* _Exercise goal_:
Which lines in the material below contain the word "Volume"? Copy each of them.

* _Entries supplied_:
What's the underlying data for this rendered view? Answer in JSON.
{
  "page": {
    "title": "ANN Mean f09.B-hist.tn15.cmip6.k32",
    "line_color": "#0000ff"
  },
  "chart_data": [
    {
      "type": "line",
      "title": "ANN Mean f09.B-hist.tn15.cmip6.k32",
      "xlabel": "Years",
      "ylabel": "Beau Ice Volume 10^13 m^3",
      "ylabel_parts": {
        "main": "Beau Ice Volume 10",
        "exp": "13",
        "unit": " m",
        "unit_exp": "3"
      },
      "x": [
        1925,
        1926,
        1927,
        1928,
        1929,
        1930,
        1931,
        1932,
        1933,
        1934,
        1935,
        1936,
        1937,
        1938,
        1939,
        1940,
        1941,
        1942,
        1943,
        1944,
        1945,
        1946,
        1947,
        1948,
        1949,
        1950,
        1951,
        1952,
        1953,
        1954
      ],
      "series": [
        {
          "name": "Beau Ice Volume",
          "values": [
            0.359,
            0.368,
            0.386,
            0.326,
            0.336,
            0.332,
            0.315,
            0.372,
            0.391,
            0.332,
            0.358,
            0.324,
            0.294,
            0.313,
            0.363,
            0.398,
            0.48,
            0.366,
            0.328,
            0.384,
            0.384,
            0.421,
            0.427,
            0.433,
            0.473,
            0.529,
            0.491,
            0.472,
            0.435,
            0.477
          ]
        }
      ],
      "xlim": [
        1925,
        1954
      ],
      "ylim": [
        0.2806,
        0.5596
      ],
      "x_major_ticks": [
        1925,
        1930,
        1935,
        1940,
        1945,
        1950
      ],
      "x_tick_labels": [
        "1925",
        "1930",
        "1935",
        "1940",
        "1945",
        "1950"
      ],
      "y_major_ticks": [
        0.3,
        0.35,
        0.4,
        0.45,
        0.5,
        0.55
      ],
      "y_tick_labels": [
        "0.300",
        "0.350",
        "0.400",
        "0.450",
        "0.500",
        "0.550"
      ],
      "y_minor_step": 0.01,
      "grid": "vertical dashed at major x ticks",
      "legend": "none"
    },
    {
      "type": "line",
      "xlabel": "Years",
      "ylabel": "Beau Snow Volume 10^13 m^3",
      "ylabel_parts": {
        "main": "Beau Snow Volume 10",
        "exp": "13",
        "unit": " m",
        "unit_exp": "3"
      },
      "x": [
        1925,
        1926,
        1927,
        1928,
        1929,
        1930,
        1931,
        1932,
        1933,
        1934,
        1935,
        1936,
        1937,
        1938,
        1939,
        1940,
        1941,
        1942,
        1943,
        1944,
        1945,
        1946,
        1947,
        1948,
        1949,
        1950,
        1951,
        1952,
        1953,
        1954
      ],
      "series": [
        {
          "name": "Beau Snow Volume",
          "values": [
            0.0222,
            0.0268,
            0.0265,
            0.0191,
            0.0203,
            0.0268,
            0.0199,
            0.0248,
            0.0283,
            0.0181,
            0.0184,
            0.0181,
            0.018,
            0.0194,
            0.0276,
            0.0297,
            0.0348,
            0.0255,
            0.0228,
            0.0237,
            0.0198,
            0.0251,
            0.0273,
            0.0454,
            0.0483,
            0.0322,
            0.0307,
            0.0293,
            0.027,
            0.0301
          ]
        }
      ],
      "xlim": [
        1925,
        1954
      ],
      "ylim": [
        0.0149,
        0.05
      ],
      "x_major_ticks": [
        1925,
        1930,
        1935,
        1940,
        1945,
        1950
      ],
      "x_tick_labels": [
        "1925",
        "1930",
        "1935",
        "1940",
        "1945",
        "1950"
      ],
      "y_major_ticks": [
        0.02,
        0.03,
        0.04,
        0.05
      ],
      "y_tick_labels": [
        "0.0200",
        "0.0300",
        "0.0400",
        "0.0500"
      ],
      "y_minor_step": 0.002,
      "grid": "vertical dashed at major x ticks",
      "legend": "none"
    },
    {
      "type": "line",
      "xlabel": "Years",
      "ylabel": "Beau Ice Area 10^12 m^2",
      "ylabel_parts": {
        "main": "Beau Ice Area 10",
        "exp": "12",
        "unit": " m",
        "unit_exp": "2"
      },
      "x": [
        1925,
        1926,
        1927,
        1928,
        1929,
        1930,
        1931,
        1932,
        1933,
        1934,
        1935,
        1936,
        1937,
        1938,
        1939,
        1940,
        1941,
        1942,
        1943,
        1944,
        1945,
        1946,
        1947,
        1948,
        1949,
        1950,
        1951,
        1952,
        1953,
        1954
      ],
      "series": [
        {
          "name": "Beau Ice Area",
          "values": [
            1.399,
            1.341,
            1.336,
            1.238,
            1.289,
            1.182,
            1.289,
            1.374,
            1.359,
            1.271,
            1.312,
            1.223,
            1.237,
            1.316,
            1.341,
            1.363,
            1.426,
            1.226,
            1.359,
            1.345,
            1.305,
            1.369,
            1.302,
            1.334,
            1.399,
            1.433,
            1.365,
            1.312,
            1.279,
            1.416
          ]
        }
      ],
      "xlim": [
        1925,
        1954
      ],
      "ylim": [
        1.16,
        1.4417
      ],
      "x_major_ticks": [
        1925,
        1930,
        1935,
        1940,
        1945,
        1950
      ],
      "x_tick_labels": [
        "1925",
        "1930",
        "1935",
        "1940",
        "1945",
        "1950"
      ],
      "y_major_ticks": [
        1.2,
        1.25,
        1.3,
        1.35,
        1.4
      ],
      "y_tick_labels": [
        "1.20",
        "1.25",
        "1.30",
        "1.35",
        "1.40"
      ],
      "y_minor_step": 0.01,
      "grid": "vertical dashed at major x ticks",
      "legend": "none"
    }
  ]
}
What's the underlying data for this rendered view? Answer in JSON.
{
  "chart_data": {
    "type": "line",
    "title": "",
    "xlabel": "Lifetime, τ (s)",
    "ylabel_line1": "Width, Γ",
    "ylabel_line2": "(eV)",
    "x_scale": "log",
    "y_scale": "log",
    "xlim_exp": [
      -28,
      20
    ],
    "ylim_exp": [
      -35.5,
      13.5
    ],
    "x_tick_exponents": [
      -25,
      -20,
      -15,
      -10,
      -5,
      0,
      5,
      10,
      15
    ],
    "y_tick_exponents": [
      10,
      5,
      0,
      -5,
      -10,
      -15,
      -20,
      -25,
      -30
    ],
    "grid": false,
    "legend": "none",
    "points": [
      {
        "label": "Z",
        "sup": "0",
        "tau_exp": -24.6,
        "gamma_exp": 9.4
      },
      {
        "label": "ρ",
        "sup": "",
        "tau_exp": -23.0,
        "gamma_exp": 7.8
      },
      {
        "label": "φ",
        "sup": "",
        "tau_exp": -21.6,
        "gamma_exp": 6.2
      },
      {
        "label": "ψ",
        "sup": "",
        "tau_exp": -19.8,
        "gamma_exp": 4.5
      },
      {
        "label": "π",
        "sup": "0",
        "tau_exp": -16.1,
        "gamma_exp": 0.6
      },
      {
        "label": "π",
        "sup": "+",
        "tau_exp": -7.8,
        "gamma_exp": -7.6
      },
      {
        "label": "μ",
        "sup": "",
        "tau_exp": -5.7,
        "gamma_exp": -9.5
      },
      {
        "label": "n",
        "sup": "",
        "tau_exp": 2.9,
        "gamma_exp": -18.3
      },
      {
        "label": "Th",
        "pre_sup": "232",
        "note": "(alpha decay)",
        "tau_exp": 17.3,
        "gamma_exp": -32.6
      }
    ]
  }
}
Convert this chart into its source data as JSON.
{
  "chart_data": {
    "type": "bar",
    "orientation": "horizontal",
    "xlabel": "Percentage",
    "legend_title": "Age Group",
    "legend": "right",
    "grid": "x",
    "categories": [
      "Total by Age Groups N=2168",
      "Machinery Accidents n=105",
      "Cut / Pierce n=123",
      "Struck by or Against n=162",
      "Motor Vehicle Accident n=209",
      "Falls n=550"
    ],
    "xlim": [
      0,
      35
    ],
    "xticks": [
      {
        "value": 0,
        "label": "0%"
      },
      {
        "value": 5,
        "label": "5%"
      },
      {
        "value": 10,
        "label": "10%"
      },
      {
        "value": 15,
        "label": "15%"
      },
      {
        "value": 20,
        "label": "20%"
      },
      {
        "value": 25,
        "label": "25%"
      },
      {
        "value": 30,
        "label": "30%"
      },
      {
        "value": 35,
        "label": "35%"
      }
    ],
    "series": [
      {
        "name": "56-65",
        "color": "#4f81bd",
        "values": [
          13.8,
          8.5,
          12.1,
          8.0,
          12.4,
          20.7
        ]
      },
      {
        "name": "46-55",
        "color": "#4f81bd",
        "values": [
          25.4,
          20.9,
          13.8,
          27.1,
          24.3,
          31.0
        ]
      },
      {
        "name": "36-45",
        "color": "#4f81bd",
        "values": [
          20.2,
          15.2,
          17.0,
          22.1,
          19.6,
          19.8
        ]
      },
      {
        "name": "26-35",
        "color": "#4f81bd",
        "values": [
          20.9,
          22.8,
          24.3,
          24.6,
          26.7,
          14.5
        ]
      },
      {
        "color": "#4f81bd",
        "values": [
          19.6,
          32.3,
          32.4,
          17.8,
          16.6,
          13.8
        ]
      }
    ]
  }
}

* _The answer_:
      "ylabel": "Beau Ice Volume 10^13 m^3",
        "main": "Beau Ice Volume 10",
          "name": "Beau Ice Volume",
      "ylabel": "Beau Snow Volume 10^13 m^3",
        "main": "Beau Snow Volume 10",
          "name": "Beau Snow Volume",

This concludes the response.